▸ **READING PASSAGE**:
....

Disorganized speech is a key component in the evaluation of psychosis in schizophrenia. Tools for objective measurement remain largely unavailable as current methods of assessment rely on subjective, qualitative clinical examination. However, emerging technologies in artificial intelligence are becoming increasingly capable of performing tasks that require high‐level processing. These advances have the potential to equip psychiatrists with clinical tools to capture objective markers of mental health and improve upon methods for psychiatric assessment.
Natural language processing (NLP) is a branch of artificial intelligence concerned with using computers to interpret conversational human language. NLP can be used to efficiently and inexpensively process large amounts of language data that would otherwise be too time‐consuming or impractical to perform manually. Speech‐to‐text transcripts can be systematically dissected and rated on various language metrics, including coherence and word use patterns. We propose these computational metrics have the potential to provide objective, quantitative markers for patients with disordered speech, such as those with schizophrenia.
Several works have aimed at characterizing language disturbances in schizophrenia with evidence that language markers can discriminate psychosis from normal speech (
1,
2,
3,
4,
5). Compared to healthy controls, people with schizophrenia more often use word approximation (e.g., ‘reflector’ for ‘mirror’ (
6)), invent novel words (i.e., neologisms (
7)), generate ambiguous references and pronouns (
4,
8), show more repetitions in speech (
9,
10,
11,
12), utilize less connectivity between sentences (
13), and display greater use of first‐person singular pronouns (
5,
11,
12,
14,
15). They also tend to use simpler and shorter phrases (
16) and make more syntactic errors (
17). In terms of clinical relevance, language markers can predict the onset of psychosis in prodromal youth with superior accuracy compared to clinical ratings (
2,
3,
18).
Other works have developed computational models that capture increased levels of incoherence and tangentiality in the speech of people with schizophrenia (
1,
2,
3,
4,
5). More recent NLP techniques include BERT (Bidirectional Encoder Representations from Transformers) and RoBERTa (Robustly Optimized BERT Pretraining Approach) (
19,
20). BERT is a machine learning technique for NLP that can be used to perform a wide variety of language‐based tasks, such as text prediction, question answering, and text summarization. BERT employs bidirectional context, which means that it learns information from both left to right and right to left in a text. The bi‐directionality helps the model to understand the context and generate representations. Because the bidirectionality allows for greater context, they tend to perform better than traditional NLP methods. BERT was developed by training on large amounts of texts including Wikipedia and various books, and applying two methods: 1) Masked Language Model to predict randomly masked words, and 2) Next‐sentence Prediction to predict the likelihood of the second sentence following the previous sentence. Applying these techniques allows the model to capture the meaning of the text accurately. Given its relative novelty, the use of BERT in psycholinguistic studies is limited to date. Besides measuring coherence (
5), BERT can also be applied to measure surprisal (
21), which refers to the unexpectedness of a statement given its context. Because individuals with schizophrenia tend to use language in unexpected ways and produce greater language abnormalities compared to healthy individuals, our study takes advantage of BERT's ability to quantify the level of “surprise” in the speech of schizophrenia as a potential language marker.

....

▸ **RECORDS SUPPLIED**:
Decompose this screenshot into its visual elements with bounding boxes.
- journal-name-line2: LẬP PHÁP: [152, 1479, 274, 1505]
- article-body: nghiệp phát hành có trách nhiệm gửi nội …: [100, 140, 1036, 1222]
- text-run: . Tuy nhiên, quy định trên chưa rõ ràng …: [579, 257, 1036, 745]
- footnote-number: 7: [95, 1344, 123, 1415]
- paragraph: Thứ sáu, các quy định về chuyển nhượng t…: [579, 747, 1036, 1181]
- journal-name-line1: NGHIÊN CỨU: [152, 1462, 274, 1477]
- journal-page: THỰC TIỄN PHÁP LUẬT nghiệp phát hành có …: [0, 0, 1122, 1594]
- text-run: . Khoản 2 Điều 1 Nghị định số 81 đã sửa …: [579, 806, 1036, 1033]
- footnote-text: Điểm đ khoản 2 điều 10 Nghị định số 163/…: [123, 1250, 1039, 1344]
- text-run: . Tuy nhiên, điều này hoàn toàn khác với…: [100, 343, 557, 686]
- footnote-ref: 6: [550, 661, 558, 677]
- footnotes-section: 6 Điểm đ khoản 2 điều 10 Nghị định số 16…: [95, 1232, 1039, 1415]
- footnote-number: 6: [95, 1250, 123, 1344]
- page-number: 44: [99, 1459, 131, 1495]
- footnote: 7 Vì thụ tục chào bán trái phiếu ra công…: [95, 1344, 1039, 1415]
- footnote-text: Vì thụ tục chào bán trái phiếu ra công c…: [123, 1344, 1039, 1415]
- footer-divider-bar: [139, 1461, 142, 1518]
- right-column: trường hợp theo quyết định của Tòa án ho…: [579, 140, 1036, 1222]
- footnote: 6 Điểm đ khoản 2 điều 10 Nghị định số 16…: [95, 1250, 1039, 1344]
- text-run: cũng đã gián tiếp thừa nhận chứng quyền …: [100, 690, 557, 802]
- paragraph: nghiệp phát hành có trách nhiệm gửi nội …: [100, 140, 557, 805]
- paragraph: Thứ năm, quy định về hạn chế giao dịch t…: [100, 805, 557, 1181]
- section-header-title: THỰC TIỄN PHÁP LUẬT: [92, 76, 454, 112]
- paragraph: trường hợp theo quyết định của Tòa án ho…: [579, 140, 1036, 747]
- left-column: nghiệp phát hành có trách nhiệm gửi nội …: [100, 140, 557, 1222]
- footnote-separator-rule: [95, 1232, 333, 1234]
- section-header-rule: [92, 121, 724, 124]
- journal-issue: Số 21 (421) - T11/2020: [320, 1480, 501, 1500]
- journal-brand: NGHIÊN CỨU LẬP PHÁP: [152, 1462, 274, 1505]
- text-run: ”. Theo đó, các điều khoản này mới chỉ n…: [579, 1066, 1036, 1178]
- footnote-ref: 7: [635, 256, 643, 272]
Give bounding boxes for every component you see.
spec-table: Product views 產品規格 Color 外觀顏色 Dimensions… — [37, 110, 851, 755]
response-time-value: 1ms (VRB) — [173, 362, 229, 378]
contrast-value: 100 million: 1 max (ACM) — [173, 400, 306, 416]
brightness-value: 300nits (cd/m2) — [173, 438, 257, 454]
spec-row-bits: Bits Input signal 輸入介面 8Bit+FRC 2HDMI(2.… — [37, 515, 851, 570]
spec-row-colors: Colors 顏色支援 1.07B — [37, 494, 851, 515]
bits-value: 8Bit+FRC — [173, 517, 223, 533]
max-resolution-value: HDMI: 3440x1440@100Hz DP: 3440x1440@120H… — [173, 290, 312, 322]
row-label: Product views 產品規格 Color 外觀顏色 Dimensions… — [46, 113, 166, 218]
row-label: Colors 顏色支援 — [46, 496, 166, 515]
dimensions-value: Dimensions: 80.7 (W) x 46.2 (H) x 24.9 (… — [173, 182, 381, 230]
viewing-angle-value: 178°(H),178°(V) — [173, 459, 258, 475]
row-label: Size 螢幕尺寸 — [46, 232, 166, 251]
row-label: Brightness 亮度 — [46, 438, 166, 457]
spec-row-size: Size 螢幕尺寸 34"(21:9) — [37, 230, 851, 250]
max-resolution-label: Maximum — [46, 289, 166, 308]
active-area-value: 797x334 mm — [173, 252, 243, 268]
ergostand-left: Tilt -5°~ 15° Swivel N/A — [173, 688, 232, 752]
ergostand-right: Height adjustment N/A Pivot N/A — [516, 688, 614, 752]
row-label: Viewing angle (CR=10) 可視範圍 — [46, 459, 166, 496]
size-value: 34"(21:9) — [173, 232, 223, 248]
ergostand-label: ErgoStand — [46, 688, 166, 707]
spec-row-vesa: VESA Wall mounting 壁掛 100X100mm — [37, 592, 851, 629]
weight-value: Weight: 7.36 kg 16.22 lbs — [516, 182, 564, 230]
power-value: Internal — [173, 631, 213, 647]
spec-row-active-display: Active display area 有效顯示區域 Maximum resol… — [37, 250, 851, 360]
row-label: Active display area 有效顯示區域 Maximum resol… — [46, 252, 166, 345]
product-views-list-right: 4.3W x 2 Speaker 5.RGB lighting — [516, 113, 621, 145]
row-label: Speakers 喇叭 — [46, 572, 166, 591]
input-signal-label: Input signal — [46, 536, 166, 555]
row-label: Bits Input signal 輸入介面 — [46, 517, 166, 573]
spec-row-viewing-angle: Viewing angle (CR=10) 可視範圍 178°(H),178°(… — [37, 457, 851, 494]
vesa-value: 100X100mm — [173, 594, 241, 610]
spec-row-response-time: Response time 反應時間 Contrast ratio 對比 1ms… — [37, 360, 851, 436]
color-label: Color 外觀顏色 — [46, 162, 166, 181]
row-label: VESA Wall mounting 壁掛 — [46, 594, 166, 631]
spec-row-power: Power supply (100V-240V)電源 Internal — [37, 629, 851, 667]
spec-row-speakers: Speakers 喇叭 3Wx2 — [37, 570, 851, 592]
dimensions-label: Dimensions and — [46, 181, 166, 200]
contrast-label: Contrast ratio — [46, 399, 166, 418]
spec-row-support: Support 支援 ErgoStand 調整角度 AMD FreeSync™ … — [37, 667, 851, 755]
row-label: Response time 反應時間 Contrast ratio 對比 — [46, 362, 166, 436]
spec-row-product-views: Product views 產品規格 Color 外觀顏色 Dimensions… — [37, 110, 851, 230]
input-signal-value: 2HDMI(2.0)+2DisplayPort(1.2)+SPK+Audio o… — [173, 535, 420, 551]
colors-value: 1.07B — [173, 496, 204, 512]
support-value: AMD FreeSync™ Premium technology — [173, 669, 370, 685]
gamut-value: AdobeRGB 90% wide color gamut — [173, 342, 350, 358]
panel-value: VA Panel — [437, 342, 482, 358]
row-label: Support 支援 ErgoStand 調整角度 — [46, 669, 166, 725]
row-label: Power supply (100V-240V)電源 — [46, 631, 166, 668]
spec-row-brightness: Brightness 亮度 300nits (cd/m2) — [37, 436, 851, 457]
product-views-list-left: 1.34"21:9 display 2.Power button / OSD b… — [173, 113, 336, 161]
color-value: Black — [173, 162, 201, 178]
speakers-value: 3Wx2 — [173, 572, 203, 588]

....

▸ **PARTS OF THE EXERCISE**:
1. Answer these questions about the schizophrenia speech passage:
(a) What does the abbreviation NLP stand for?
(b) What example of word approximation is given?
(c) What two methods were applied in training BERT?
2. Please reproduce the schizophrenia speech passage word for word, between "Natural language processing" and "those with schizophrenia.", inclusive.

▸ **RESPONSE LIST**:
1.
(a) Natural language processing
(b) Using 'reflector' for 'mirror'
(c) Masked Language Model and Next-sentence Prediction

2.
Natural language processing (NLP) is a branch of artificial intelligence concerned with using computers to interpret conversational human language. NLP can be used to efficiently and inexpensively process large amounts of language data that would otherwise be too time‐consuming or impractical to perform manually. Speech‐to‐text transcripts can be systematically dissected and rated on various language metrics, including coherence and word use patterns. We propose these computational metrics have the potential to provide objective, quantitative markers for patients with disordered speech, such as those with schizophrenia.